日々、様々な問題を組織や人は経験するわけですが、
その問題が人であるという考え方をしてしまうと、
全体を捉えたり原因を追及することが難しくなる。
人はその瞬間に問題に対峙していたのであって、
問題そのものではない。
解りやすく言えば、問題を起こしたその人ではない人が、
そこに居合わせたとしても、同じような問題を経験した可能性があるということ。
なにかとそこにいた人を責めがちだが、
自分自身が同じような構造の環境にいた場合に、
異なる選択ができたと言い切れる人はどのくらいいるだろうか。
例えば、厚労省の飲み会なども、
マスコミは飲み会に参加した人のデリカシーや人格を取り上げて、
「社会人なら普通に判断できることですよね?」
などと言っているが、構造的な問題を抱える組織では、
人はその構造的環境によって判断が左右されるわけです。
ですから、構造という原因に変化を加えない限り、
その構造的環境にいる人をクビにしたところで、
同じ現象を繰返すだけなのです。
ビジネスでも同じ事が言えます。
例えば、忙しくて売上は増加するけどキャッシュが増えない。
というのは人の動きが問題だという認識の経営者が多いのです。

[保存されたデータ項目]

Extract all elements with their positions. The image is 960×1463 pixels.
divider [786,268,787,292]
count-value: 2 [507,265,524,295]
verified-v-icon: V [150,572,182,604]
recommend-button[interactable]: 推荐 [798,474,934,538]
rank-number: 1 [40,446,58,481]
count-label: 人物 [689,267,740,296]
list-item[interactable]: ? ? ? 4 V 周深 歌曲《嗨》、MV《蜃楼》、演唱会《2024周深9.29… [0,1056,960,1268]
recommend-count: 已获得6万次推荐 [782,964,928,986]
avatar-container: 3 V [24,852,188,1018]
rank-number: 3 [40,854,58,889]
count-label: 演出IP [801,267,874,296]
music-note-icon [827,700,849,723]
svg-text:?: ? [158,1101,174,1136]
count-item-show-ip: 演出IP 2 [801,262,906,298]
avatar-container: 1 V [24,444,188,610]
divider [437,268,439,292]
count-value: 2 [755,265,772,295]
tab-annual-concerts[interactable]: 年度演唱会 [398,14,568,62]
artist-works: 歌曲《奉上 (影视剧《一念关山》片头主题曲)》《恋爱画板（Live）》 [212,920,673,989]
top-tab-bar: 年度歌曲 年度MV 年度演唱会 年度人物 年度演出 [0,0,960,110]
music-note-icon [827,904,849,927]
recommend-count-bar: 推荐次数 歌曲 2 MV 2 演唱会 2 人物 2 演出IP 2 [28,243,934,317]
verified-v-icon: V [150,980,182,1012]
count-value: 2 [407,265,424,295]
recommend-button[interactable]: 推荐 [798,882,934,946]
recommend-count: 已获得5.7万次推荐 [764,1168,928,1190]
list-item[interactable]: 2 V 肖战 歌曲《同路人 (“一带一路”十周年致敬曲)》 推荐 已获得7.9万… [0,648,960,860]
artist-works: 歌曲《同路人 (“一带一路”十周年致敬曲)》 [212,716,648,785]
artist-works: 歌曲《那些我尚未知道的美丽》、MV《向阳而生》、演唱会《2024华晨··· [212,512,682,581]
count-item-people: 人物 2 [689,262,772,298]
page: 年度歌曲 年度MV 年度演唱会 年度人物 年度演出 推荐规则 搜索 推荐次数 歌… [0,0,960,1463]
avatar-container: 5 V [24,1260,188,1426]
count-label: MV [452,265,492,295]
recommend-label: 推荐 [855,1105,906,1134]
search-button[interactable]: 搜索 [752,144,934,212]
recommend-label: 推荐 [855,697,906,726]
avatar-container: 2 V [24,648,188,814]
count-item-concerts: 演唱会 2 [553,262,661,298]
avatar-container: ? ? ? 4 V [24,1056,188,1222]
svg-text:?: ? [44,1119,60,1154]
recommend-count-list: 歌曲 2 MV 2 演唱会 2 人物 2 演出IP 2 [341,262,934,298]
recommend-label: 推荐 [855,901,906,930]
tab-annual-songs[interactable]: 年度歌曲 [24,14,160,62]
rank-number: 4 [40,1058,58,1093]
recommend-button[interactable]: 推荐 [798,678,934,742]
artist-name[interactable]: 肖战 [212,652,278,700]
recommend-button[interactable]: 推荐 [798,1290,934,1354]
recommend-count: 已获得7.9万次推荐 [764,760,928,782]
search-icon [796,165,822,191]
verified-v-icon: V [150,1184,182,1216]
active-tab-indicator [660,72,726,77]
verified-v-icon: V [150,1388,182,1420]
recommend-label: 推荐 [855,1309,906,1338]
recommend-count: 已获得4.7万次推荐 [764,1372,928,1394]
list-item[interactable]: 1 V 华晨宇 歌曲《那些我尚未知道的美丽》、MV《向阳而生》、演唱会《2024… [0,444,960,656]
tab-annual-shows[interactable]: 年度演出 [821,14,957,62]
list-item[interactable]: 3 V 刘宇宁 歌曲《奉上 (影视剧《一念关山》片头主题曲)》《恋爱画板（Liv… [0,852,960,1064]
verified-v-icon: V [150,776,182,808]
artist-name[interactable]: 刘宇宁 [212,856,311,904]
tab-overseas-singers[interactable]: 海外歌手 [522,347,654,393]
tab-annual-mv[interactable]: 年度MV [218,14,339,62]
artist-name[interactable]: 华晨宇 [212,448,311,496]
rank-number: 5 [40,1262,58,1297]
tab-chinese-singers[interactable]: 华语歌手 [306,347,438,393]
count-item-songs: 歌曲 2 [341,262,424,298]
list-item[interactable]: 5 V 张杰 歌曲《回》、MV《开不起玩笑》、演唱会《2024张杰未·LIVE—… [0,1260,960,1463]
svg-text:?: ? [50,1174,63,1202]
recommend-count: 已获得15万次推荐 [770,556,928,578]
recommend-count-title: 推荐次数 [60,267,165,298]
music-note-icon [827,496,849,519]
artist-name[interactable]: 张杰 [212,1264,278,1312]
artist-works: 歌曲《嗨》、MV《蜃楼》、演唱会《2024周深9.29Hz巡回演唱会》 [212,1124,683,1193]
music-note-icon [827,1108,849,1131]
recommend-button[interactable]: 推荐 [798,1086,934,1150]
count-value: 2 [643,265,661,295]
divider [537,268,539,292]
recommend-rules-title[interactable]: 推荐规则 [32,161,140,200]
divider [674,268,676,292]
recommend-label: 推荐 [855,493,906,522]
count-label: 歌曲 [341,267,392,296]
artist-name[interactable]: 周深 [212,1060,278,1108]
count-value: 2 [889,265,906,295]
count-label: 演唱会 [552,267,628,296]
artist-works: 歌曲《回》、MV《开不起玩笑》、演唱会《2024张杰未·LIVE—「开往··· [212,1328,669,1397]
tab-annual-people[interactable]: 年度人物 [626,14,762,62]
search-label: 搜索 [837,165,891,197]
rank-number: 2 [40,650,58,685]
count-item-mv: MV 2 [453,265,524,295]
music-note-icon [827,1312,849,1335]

## 課題
本文にカタカナで書かれている語を、出てくる順にすべて挙げてください。

## 解答
マスコミ、デリカシー、クビ、ビジネス、キャッシュ